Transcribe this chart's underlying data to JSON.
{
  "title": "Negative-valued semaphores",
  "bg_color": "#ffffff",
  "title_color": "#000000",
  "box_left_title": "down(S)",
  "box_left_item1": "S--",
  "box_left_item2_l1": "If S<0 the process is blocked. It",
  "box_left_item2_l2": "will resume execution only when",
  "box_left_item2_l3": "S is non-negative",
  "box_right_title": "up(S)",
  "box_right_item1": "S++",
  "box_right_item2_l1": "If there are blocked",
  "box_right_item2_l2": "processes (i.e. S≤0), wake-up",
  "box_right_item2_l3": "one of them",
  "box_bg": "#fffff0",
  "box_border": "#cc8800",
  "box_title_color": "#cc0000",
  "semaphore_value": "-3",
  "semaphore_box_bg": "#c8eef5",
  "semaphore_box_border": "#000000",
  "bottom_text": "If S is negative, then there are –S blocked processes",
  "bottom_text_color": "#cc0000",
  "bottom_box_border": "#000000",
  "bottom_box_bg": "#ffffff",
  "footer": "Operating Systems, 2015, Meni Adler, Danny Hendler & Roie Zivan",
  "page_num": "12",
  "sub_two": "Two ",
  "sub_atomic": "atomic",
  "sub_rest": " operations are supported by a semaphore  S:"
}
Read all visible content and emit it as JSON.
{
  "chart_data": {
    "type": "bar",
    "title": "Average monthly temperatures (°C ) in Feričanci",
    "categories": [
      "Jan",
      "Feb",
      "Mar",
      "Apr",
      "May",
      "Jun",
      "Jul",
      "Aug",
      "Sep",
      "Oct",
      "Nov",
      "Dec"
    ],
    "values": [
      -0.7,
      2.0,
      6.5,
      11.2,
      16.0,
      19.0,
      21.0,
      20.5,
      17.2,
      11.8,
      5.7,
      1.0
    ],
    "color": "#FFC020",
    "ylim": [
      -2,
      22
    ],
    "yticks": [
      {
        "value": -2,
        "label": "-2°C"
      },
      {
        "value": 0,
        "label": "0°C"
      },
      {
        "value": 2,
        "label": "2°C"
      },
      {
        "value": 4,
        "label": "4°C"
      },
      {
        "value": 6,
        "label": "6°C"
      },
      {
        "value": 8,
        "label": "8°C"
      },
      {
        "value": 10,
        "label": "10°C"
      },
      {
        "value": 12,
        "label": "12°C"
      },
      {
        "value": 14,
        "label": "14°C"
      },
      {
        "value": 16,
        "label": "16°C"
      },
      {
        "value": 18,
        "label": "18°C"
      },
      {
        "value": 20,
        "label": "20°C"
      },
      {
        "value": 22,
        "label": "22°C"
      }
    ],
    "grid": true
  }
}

- - -

→ What you will do
Print back all the lines verbatim.

→ Complete answer
Transcribe this chart's underlying data to JSON.
{
  "title": "Negative-valued semaphores",
  "bg_color": "#ffffff",
  "title_color": "#000000",
  "box_left_title": "down(S)",
  "box_left_item1": "S--",
  "box_left_item2_l1": "If S<0 the process is blocked. It",
  "box_left_item2_l2": "will resume execution only when",
  "box_left_item2_l3": "S is non-negative",
  "box_right_title": "up(S)",
  "box_right_item1": "S++",
  "box_right_item2_l1": "If there are blocked",
  "box_right_item2_l2": "processes (i.e. S≤0), wake-up",
  "box_right_item2_l3": "one of them",
  "box_bg": "#fffff0",
  "box_border": "#cc8800",
  "box_title_color": "#cc0000",
  "semaphore_value": "-3",
  "semaphore_box_bg": "#c8eef5",
  "semaphore_box_border": "#000000",
  "bottom_text": "If S is negative, then there are –S blocked processes",
  "bottom_text_color": "#cc0000",
  "bottom_box_border": "#000000",
  "bottom_box_bg": "#ffffff",
  "footer": "Operating Systems, 2015, Meni Adler, Danny Hendler & Roie Zivan",
  "page_num": "12",
  "sub_two": "Two ",
  "sub_atomic": "atomic",
  "sub_rest": " operations are supported by a semaphore  S:"
}
Read all visible content and emit it as JSON.
{
  "chart_data": {
    "type": "bar",
    "title": "Average monthly temperatures (°C ) in Feričanci",
    "categories": [
      "Jan",
      "Feb",
      "Mar",
      "Apr",
      "May",
      "Jun",
      "Jul",
      "Aug",
      "Sep",
      "Oct",
      "Nov",
      "Dec"
    ],
    "values": [
      -0.7,
      2.0,
      6.5,
      11.2,
      16.0,
      19.0,
      21.0,
      20.5,
      17.2,
      11.8,
      5.7,
      1.0
    ],
    "color": "#FFC020",
    "ylim": [
      -2,
      22
    ],
    "yticks": [
      {
        "value": -2,
        "label": "-2°C"
      },
      {
        "value": 0,
        "label": "0°C"
      },
      {
        "value": 2,
        "label": "2°C"
      },
      {
        "value": 4,
        "label": "4°C"
      },
      {
        "value": 6,
        "label": "6°C"
      },
      {
        "value": 8,
        "label": "8°C"
      },
      {
        "value": 10,
        "label": "10°C"
      },
      {
        "value": 12,
        "label": "12°C"
      },
      {
        "value": 14,
        "label": "14°C"
      },
      {
        "value": 16,
        "label": "16°C"
      },
      {
        "value": 18,
        "label": "18°C"
      },
      {
        "value": 20,
        "label": "20°C"
      },
      {
        "value": 22,
        "label": "22°C"
      }
    ],
    "grid": true
  }
}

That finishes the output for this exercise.